| EXERCISE DIRECTIONS |
Check each line of the material below, and copy it if it holds the string "Type".

[ENTRIES PROVIDED start]

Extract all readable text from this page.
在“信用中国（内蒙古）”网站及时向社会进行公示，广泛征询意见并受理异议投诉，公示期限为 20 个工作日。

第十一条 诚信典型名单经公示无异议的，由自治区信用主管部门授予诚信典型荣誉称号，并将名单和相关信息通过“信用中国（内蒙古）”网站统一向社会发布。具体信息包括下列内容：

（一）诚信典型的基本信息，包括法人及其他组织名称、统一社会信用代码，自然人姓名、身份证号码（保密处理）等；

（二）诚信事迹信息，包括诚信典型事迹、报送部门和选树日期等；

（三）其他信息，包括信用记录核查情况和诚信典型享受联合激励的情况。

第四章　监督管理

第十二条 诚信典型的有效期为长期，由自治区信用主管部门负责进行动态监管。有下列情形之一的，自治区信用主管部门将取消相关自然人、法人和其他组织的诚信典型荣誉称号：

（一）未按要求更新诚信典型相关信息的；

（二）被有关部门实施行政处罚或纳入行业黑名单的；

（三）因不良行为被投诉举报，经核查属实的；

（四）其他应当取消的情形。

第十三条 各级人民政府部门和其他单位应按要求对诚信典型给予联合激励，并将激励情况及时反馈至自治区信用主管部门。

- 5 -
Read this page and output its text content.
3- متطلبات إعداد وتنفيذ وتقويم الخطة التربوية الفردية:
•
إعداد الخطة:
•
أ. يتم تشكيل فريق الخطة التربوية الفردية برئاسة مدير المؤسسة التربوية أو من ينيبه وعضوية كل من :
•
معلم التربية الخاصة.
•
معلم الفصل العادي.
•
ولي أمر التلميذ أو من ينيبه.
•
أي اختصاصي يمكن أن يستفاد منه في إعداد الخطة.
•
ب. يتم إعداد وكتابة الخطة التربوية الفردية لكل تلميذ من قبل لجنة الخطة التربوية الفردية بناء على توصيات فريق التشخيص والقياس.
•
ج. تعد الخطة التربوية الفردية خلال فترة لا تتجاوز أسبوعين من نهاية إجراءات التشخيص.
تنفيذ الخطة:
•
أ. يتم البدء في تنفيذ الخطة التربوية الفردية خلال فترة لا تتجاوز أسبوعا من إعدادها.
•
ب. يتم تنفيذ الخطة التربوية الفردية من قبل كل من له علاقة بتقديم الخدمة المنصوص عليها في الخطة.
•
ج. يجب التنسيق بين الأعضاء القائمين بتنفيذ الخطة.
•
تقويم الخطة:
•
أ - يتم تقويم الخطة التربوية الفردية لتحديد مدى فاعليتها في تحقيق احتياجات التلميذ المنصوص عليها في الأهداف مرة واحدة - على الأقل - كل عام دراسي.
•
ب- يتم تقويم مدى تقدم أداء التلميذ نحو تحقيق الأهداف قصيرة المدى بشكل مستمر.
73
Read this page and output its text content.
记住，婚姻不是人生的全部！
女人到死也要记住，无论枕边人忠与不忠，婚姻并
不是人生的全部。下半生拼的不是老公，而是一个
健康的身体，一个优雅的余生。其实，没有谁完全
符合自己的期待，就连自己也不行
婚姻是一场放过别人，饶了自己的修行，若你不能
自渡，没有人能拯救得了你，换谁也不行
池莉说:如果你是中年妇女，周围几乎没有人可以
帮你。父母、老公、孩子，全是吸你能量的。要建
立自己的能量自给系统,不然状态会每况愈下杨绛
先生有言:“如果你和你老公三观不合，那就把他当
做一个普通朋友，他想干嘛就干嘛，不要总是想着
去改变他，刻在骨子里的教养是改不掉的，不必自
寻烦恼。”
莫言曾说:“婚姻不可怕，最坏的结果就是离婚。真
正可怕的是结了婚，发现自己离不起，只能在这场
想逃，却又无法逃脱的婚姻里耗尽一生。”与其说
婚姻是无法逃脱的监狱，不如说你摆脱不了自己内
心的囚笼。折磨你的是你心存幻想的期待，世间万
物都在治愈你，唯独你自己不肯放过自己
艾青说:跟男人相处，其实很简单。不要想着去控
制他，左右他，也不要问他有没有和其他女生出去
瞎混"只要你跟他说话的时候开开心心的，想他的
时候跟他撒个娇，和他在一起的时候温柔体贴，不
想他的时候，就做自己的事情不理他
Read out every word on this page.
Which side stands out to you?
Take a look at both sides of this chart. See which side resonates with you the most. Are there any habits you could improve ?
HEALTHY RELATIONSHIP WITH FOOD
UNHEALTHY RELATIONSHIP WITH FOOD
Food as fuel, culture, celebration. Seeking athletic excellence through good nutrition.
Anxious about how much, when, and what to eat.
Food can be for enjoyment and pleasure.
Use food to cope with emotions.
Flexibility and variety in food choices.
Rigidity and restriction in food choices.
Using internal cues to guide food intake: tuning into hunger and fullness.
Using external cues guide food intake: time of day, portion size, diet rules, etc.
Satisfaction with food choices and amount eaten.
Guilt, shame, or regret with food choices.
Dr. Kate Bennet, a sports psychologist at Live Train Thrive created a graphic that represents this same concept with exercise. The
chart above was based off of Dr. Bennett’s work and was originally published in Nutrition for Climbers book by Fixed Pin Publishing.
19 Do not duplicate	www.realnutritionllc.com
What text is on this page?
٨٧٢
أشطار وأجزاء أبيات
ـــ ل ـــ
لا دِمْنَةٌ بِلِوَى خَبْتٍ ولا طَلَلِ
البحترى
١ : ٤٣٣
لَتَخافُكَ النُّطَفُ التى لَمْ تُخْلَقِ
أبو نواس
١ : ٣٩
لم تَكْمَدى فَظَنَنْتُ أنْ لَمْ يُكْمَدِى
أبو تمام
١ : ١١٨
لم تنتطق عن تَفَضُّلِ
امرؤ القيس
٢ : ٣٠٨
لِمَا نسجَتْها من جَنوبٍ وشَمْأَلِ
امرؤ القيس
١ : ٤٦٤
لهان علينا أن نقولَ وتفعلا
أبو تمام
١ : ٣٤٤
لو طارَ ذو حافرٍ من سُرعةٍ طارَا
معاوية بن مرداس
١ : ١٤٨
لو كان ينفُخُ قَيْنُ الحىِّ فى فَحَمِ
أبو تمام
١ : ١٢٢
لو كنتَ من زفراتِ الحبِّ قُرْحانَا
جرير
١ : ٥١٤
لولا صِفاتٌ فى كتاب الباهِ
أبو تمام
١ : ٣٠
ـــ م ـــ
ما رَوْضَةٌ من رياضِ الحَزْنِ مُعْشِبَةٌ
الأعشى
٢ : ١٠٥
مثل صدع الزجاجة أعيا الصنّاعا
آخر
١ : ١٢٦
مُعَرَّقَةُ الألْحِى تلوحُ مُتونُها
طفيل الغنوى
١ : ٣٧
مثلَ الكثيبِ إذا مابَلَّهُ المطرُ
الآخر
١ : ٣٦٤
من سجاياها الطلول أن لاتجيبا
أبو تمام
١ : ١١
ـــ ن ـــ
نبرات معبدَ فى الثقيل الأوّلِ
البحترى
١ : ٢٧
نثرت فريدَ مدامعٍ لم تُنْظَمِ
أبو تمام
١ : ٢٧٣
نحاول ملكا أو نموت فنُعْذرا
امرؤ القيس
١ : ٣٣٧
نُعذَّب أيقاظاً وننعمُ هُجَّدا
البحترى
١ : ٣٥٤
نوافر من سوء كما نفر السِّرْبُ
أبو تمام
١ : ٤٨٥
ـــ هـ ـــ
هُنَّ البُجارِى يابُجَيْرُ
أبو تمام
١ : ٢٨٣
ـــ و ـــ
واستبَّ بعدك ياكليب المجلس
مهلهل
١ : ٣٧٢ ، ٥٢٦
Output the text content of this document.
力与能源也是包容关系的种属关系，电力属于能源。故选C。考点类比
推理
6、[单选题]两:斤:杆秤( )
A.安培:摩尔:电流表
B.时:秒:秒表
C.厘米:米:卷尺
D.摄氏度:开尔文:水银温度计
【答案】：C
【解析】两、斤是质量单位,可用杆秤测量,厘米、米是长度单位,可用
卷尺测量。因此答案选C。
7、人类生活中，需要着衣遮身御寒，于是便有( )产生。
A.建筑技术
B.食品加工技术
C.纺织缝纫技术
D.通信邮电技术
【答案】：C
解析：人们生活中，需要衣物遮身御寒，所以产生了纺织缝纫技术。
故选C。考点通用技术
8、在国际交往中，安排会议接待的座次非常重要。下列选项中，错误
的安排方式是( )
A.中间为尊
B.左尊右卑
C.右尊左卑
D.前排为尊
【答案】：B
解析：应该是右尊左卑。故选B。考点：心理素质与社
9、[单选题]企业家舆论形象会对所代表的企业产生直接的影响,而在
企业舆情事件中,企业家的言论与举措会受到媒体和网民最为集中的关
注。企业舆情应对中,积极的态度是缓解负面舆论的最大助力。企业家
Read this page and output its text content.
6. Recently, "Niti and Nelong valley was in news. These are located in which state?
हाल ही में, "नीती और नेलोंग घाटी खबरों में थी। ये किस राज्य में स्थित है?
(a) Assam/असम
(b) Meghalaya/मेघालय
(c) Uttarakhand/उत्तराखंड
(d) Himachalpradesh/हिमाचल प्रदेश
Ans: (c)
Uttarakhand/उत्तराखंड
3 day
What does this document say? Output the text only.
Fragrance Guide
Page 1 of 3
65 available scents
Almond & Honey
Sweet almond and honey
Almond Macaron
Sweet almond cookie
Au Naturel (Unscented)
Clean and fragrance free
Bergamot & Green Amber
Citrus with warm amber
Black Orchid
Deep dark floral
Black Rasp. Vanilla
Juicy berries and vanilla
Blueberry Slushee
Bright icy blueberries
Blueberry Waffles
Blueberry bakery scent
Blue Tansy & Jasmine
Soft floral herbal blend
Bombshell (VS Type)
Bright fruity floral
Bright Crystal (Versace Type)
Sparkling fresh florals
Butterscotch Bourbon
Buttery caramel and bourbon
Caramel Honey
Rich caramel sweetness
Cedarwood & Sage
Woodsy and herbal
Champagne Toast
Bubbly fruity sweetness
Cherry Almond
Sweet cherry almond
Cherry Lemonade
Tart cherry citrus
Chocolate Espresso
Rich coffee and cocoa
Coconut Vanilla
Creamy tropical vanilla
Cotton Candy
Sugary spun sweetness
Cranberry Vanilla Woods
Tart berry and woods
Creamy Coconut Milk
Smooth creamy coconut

[ENTRIES PROVIDED end]

| ANSWER TO THIS EXERCISE |
Bombshell (VS Type)
Bright Crystal (Versace Type)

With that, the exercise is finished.